§ The problem
Print the full listing exactly.
** Begin Entries provided **
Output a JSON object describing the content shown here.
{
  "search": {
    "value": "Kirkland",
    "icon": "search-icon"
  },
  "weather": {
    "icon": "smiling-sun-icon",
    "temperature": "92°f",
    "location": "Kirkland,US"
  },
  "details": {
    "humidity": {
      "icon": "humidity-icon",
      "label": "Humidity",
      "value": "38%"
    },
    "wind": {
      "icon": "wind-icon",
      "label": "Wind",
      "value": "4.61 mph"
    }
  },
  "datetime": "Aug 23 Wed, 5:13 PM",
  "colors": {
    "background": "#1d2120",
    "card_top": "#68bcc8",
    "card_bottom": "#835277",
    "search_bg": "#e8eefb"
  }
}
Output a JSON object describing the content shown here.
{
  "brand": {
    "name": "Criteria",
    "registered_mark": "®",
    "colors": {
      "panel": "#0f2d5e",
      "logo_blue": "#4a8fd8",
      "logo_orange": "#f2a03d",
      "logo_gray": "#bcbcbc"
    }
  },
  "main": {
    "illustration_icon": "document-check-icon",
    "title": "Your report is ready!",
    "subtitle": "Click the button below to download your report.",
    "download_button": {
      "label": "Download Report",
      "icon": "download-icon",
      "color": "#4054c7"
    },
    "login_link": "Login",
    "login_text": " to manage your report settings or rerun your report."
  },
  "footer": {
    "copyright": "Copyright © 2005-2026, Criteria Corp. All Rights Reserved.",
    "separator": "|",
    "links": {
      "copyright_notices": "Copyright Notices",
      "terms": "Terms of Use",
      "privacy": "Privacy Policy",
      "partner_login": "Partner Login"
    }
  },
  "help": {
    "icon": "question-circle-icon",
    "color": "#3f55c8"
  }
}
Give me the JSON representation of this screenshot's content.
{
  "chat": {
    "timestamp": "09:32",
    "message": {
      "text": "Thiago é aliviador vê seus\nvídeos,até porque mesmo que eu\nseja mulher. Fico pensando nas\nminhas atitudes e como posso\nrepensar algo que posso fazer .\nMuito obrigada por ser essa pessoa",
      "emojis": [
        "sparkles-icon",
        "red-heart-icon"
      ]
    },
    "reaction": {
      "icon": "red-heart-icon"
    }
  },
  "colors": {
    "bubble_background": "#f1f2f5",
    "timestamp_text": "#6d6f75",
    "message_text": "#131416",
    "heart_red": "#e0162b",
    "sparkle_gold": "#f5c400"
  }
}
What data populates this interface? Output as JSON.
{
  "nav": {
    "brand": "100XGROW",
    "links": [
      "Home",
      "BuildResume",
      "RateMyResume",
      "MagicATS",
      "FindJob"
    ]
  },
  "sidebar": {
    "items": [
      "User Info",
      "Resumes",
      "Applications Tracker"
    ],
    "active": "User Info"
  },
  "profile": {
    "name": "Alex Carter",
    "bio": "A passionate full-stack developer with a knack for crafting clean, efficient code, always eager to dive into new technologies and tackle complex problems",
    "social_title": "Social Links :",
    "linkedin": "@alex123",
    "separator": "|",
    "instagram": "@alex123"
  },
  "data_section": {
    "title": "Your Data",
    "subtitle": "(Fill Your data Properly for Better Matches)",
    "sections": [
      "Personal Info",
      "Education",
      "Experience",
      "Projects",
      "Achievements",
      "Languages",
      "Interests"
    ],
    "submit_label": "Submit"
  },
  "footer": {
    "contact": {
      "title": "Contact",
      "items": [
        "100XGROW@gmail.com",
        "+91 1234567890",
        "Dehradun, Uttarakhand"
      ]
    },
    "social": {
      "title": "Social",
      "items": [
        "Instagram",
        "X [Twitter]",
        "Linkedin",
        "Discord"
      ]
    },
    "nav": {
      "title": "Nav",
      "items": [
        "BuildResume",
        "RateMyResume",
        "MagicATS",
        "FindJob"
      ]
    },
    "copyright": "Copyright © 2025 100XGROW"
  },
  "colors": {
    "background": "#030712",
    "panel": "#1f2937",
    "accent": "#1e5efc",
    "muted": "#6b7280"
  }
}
** End Entries provided **
§ Correct answer
Output a JSON object describing the content shown here.
{
  "search": {
    "value": "Kirkland",
    "icon": "search-icon"
  },
  "weather": {
    "icon": "smiling-sun-icon",
    "temperature": "92°f",
    "location": "Kirkland,US"
  },
  "details": {
    "humidity": {
      "icon": "humidity-icon",
      "label": "Humidity",
      "value": "38%"
    },
    "wind": {
      "icon": "wind-icon",
      "label": "Wind",
      "value": "4.61 mph"
    }
  },
  "datetime": "Aug 23 Wed, 5:13 PM",
  "colors": {
    "background": "#1d2120",
    "card_top": "#68bcc8",
    "card_bottom": "#835277",
    "search_bg": "#e8eefb"
  }
}
Output a JSON object describing the content shown here.
{
  "brand": {
    "name": "Criteria",
    "registered_mark": "®",
    "colors": {
      "panel": "#0f2d5e",
      "logo_blue": "#4a8fd8",
      "logo_orange": "#f2a03d",
      "logo_gray": "#bcbcbc"
    }
  },
  "main": {
    "illustration_icon": "document-check-icon",
    "title": "Your report is ready!",
    "subtitle": "Click the button below to download your report.",
    "download_button": {
      "label": "Download Report",
      "icon": "download-icon",
      "color": "#4054c7"
    },
    "login_link": "Login",
    "login_text": " to manage your report settings or rerun your report."
  },
  "footer": {
    "copyright": "Copyright © 2005-2026, Criteria Corp. All Rights Reserved.",
    "separator": "|",
    "links": {
      "copyright_notices": "Copyright Notices",
      "terms": "Terms of Use",
      "privacy": "Privacy Policy",
      "partner_login": "Partner Login"
    }
  },
  "help": {
    "icon": "question-circle-icon",
    "color": "#3f55c8"
  }
}
Give me the JSON representation of this screenshot's content.
{
  "chat": {
    "timestamp": "09:32",
    "message": {
      "text": "Thiago é aliviador vê seus\nvídeos,até porque mesmo que eu\nseja mulher. Fico pensando nas\nminhas atitudes e como posso\nrepensar algo que posso fazer .\nMuito obrigada por ser essa pessoa",
      "emojis": [
        "sparkles-icon",
        "red-heart-icon"
      ]
    },
    "reaction": {
      "icon": "red-heart-icon"
    }
  },
  "colors": {
    "bubble_background": "#f1f2f5",
    "timestamp_text": "#6d6f75",
    "message_text": "#131416",
    "heart_red": "#e0162b",
    "sparkle_gold": "#f5c400"
  }
}
What data populates this interface? Output as JSON.
{
  "nav": {
    "brand": "100XGROW",
    "links": [
      "Home",
      "BuildResume",
      "RateMyResume",
      "MagicATS",
      "FindJob"
    ]
  },
  "sidebar": {
    "items": [
      "User Info",
      "Resumes",
      "Applications Tracker"
    ],
    "active": "User Info"
  },
  "profile": {
    "name": "Alex Carter",
    "bio": "A passionate full-stack developer with a knack for crafting clean, efficient code, always eager to dive into new technologies and tackle complex problems",
    "social_title": "Social Links :",
    "linkedin": "@alex123",
    "separator": "|",
    "instagram": "@alex123"
  },
  "data_section": {
    "title": "Your Data",
    "subtitle": "(Fill Your data Properly for Better Matches)",
    "sections": [
      "Personal Info",
      "Education",
      "Experience",
      "Projects",
      "Achievements",
      "Languages",
      "Interests"
    ],
    "submit_label": "Submit"
  },
  "footer": {
    "contact": {
      "title": "Contact",
      "items": [
        "100XGROW@gmail.com",
        "+91 1234567890",
        "Dehradun, Uttarakhand"
      ]
    },
    "social": {
      "title": "Social",
      "items": [
        "Instagram",
        "X [Twitter]",
        "Linkedin",
        "Discord"
      ]
    },
    "nav": {
      "title": "Nav",
      "items": [
        "BuildResume",
        "RateMyResume",
        "MagicATS",
        "FindJob"
      ]
    },
    "copyright": "Copyright © 2025 100XGROW"
  },
  "colors": {
    "background": "#030712",
    "panel": "#1f2937",
    "accent": "#1e5efc",
    "muted": "#6b7280"
  }
}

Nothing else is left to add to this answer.